*Exercise instructions*:
Across all the entries, tally the lines holding the word "företag", and give the number by itself.

*Records shown*:
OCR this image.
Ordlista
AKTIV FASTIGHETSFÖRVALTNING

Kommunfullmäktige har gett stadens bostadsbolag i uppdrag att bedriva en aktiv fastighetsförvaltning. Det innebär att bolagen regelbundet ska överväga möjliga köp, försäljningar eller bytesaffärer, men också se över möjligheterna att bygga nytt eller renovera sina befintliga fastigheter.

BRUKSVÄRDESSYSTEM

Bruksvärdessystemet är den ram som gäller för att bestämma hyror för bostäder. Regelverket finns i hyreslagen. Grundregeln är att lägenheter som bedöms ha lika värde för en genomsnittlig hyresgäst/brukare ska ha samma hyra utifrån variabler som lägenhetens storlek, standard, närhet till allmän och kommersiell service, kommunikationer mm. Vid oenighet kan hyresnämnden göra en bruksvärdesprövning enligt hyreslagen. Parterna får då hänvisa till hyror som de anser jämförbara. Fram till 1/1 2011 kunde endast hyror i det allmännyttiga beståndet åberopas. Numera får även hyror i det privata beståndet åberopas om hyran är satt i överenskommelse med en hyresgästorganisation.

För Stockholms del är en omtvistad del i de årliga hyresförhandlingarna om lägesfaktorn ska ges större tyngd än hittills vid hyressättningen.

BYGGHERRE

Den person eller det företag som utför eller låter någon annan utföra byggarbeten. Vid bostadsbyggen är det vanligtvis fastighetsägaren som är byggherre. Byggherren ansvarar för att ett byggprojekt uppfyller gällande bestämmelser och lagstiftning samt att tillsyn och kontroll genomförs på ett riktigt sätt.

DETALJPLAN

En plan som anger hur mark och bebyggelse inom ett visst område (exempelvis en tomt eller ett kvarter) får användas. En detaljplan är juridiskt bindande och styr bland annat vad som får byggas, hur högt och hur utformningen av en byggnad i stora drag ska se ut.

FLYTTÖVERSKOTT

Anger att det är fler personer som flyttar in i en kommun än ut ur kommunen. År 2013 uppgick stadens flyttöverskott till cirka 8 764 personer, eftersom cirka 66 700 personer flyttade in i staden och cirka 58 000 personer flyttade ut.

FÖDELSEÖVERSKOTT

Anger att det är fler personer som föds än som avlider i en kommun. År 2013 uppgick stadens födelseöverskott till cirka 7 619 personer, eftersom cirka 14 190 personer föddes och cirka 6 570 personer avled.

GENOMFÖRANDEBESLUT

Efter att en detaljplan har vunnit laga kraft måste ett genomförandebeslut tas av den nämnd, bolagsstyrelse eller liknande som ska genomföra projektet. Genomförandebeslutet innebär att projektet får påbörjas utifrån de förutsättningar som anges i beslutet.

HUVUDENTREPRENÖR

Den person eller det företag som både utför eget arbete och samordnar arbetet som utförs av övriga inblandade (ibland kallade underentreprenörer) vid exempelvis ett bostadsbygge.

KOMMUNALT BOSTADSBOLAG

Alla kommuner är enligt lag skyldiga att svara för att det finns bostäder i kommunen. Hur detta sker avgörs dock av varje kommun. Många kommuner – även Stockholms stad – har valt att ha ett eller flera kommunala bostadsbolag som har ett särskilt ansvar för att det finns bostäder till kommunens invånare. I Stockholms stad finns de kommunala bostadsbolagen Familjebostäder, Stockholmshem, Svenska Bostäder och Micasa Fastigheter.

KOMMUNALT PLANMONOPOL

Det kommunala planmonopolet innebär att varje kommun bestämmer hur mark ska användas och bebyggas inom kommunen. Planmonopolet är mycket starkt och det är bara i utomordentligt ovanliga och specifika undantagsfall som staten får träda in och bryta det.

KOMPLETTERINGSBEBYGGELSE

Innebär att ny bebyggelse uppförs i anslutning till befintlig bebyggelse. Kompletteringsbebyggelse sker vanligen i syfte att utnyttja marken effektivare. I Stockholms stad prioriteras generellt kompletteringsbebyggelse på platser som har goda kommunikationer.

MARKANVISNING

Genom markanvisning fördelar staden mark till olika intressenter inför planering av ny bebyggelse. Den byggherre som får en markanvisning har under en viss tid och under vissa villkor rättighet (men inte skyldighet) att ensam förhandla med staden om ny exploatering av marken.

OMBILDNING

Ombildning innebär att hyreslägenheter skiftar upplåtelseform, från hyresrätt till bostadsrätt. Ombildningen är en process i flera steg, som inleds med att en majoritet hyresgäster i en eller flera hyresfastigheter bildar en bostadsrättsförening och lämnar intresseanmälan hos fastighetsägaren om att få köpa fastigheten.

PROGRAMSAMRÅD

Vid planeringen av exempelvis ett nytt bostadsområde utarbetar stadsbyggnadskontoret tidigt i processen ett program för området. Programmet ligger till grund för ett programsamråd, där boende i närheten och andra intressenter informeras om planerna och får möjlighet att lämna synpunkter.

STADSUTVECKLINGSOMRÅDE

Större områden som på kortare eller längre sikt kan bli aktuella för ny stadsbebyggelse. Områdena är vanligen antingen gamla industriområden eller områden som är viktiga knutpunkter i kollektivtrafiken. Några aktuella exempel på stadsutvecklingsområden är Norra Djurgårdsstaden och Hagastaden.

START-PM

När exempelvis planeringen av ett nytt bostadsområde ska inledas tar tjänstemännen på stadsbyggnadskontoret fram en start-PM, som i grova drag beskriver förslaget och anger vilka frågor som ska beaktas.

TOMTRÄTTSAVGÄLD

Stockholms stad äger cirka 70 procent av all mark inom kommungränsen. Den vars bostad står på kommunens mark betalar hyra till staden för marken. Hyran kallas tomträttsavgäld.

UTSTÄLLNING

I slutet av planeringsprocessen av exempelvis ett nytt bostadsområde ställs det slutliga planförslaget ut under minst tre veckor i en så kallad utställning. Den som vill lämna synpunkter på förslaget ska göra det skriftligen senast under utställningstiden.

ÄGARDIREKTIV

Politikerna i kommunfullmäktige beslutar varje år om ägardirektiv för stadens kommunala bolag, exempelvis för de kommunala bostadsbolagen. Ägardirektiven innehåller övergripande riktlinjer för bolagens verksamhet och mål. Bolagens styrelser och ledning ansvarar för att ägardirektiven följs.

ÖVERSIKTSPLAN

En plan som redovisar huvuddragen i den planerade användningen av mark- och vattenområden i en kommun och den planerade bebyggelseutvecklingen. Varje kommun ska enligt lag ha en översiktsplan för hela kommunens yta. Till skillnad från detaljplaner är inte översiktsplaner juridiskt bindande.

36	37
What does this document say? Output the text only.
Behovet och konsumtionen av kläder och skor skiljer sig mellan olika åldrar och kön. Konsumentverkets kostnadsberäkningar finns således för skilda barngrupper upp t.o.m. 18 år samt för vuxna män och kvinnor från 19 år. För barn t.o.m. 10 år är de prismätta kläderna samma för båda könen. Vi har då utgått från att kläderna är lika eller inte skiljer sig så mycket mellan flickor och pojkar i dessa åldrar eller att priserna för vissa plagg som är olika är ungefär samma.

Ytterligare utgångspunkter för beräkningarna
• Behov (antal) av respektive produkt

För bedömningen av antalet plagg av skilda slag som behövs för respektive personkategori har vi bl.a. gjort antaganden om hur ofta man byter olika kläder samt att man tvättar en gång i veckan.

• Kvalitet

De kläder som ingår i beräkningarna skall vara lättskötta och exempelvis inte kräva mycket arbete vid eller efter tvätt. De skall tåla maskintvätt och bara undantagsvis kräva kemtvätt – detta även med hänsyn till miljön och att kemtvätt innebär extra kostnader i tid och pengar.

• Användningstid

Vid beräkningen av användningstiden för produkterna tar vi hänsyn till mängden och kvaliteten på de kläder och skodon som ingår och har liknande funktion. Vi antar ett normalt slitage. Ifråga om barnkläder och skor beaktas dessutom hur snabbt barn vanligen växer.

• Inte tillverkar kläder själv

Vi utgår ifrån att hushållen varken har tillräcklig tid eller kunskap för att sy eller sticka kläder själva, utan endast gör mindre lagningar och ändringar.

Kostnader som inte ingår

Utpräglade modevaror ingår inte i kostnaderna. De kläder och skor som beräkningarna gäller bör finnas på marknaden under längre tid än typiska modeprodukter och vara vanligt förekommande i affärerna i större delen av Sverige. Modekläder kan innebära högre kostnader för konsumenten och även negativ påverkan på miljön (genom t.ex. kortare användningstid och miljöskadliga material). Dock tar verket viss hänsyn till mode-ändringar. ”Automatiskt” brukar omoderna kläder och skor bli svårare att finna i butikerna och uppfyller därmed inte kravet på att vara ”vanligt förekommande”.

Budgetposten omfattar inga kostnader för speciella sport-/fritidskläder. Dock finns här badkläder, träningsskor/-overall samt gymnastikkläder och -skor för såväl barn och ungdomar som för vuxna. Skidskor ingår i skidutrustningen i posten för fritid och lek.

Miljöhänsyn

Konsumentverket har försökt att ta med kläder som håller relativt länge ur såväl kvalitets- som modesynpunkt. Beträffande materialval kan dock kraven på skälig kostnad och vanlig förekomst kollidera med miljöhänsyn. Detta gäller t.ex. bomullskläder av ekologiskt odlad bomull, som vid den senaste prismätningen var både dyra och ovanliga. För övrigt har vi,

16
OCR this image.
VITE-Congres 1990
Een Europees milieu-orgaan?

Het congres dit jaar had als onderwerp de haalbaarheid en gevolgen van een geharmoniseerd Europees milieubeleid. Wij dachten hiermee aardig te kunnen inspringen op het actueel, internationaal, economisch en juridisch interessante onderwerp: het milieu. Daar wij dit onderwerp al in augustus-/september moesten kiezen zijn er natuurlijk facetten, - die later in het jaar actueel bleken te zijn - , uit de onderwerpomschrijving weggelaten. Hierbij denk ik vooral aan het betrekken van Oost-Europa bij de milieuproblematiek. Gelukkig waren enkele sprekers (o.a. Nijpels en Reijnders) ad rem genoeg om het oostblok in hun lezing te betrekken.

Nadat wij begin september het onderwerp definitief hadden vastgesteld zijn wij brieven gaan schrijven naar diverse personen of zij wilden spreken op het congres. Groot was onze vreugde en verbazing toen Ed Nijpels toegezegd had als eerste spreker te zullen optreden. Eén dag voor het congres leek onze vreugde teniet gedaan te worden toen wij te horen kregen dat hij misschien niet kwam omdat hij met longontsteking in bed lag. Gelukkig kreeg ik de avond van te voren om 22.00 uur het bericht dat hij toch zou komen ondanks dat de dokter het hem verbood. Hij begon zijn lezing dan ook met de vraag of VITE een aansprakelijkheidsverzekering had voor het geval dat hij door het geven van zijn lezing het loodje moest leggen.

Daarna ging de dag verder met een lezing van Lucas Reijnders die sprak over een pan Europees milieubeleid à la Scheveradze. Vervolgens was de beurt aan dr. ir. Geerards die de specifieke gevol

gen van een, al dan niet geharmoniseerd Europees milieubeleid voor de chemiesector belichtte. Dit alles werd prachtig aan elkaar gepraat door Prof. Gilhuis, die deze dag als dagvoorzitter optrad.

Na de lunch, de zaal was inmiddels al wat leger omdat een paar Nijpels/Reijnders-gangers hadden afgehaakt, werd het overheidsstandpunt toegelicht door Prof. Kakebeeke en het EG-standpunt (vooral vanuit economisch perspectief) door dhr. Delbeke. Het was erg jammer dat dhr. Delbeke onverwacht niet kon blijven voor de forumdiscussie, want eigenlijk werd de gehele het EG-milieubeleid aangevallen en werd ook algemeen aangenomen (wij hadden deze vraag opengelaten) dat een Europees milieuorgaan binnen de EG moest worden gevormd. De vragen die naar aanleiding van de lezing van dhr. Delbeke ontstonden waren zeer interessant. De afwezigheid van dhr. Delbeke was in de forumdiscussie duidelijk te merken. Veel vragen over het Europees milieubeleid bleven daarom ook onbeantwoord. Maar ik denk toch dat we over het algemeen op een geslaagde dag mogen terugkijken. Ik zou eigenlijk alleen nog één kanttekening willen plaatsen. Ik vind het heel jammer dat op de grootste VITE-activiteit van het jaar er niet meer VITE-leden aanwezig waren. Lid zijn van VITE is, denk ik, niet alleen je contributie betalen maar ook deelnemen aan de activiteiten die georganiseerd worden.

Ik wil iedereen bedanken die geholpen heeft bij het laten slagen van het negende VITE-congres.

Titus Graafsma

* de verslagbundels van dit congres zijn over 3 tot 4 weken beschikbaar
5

*Result below*:
2